---------- RECORDS SUPPLIED ----------

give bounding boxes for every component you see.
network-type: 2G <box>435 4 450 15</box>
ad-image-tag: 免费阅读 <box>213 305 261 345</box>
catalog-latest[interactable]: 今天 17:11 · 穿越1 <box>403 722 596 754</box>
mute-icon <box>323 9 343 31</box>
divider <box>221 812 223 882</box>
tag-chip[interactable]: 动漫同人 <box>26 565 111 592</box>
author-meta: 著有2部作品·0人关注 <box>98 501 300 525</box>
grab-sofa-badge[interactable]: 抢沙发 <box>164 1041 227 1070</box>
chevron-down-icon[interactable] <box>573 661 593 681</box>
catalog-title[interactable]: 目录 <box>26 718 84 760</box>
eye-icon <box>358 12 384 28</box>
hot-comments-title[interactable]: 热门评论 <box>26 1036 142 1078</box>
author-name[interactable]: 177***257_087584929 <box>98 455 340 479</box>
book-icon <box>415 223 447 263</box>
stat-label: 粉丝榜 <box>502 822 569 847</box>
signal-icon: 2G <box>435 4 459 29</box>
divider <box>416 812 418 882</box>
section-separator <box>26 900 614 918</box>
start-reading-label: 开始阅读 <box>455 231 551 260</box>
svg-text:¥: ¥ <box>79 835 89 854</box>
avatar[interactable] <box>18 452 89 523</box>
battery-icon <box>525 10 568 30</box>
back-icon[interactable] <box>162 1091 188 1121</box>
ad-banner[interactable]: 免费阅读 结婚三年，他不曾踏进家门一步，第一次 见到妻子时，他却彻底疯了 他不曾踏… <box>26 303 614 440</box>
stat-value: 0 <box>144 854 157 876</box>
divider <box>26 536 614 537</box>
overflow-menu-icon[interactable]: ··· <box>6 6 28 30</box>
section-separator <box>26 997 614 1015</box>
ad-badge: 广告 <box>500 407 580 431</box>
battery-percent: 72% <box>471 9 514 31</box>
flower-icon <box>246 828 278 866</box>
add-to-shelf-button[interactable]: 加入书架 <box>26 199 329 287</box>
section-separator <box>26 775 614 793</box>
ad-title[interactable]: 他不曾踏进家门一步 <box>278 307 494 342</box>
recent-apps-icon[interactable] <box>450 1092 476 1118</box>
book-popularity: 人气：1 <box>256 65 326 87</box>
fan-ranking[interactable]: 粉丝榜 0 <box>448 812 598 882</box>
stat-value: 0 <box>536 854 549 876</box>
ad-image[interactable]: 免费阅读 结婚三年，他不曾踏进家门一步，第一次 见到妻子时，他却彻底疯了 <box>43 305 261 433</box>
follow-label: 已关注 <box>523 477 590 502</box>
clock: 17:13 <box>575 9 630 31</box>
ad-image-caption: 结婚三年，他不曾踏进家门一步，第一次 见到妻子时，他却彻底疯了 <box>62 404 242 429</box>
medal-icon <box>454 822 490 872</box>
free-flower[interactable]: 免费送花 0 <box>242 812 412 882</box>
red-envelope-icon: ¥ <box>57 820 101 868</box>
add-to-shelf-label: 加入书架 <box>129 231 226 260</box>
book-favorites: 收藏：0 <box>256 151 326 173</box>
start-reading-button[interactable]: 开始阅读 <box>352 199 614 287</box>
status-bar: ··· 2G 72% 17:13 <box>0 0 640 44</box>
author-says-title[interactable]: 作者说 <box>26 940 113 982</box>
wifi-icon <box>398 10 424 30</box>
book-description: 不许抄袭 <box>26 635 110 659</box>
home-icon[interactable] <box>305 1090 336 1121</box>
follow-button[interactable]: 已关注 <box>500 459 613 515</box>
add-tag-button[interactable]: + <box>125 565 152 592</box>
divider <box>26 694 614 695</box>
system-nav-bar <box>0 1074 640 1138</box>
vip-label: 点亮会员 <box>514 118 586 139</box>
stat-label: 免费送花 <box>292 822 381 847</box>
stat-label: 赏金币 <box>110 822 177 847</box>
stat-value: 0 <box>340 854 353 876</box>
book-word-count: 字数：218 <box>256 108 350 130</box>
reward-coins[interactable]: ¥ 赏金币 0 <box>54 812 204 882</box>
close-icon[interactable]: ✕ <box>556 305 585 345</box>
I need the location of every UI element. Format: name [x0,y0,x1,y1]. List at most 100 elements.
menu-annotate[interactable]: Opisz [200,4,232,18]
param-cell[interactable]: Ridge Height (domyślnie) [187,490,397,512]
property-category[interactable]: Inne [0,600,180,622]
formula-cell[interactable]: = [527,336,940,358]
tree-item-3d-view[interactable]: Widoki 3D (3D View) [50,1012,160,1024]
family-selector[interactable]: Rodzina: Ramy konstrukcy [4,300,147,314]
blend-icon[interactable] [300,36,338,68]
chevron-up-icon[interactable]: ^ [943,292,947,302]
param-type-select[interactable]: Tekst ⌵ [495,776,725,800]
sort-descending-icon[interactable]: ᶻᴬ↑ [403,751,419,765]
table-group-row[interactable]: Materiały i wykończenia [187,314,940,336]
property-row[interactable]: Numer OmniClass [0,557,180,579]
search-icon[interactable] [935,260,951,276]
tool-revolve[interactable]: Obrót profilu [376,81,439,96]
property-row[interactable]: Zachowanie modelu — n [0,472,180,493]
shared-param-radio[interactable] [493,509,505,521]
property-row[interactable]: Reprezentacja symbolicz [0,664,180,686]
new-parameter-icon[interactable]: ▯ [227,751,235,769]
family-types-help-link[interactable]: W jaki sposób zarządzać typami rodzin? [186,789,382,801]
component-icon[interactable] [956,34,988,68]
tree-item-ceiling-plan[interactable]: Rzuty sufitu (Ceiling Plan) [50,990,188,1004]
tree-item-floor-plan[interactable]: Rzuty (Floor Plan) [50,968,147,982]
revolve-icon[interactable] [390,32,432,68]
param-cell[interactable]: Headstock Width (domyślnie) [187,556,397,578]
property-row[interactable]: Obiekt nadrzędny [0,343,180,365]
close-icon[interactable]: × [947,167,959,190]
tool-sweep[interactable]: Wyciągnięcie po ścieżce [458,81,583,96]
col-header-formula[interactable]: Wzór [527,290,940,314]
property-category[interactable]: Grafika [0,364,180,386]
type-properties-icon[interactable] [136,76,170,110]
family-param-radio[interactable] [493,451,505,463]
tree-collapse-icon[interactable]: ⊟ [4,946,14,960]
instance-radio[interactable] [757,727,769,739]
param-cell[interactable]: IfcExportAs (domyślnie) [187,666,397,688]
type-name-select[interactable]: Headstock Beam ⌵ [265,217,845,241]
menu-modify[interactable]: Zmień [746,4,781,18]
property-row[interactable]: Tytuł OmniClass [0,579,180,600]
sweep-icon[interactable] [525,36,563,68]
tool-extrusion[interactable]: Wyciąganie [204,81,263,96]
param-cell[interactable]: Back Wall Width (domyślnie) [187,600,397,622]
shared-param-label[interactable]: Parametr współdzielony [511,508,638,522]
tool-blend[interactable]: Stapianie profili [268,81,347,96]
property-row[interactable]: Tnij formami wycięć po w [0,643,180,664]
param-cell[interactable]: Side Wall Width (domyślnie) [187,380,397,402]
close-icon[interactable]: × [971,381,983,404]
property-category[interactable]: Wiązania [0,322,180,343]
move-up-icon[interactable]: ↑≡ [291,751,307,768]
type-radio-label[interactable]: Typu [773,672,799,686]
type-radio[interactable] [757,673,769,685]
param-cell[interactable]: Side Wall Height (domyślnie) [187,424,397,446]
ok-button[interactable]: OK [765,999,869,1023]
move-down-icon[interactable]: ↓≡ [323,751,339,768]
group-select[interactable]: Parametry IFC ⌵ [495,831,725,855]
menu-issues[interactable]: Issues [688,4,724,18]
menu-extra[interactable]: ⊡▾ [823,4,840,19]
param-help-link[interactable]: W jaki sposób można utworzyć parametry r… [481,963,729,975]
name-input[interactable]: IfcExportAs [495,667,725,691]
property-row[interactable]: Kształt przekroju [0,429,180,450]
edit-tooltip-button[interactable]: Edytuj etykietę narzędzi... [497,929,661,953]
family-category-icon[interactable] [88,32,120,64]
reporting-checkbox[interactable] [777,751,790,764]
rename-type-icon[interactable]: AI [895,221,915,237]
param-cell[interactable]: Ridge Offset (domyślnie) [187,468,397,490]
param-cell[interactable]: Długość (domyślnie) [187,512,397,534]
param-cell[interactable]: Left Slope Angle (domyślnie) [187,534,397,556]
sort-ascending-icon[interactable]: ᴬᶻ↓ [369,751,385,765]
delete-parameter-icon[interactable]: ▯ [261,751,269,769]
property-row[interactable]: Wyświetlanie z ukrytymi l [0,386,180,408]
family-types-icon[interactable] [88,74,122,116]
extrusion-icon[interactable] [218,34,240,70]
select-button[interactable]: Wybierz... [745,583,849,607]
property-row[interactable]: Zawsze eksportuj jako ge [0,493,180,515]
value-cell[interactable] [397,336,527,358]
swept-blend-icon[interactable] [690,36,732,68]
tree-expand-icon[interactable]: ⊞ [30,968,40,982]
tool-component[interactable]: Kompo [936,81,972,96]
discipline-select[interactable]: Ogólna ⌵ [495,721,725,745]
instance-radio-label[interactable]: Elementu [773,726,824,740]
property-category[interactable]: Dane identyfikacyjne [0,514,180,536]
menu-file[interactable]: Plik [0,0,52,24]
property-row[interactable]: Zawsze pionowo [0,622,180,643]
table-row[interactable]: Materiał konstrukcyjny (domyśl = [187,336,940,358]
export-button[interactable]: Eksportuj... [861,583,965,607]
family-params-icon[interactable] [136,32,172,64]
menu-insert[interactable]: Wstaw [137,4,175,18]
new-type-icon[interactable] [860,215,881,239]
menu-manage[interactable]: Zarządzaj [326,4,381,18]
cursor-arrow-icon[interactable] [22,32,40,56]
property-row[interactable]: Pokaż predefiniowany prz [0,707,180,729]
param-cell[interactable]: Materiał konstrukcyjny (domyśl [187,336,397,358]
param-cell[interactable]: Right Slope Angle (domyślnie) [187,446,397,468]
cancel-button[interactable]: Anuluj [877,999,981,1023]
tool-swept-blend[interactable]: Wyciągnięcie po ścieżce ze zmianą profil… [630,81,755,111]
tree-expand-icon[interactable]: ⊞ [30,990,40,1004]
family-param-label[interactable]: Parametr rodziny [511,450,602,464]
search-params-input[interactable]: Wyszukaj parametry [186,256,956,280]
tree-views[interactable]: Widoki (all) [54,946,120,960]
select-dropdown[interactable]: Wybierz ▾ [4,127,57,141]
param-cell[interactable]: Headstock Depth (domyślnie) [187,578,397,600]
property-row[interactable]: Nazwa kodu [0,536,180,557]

----------

Transcribe the stretch of lines from the start through the line that contains "author-name[interactable]: 177***257_087584929 <box>98", keeping each one the same as it appears above.

give bounding boxes for every component you see.
network-type: 2G <box>435 4 450 15</box>
ad-image-tag: 免费阅读 <box>213 305 261 345</box>
catalog-latest[interactable]: 今天 17:11 · 穿越1 <box>403 722 596 754</box>
mute-icon <box>323 9 343 31</box>
divider <box>221 812 223 882</box>
tag-chip[interactable]: 动漫同人 <box>26 565 111 592</box>
author-meta: 著有2部作品·0人关注 <box>98 501 300 525</box>
grab-sofa-badge[interactable]: 抢沙发 <box>164 1041 227 1070</box>
chevron-down-icon[interactable] <box>573 661 593 681</box>
catalog-title[interactable]: 目录 <box>26 718 84 760</box>
eye-icon <box>358 12 384 28</box>
hot-comments-title[interactable]: 热门评论 <box>26 1036 142 1078</box>
author-name[interactable]: 177***257_087584929 <box>98 455 340 479</box>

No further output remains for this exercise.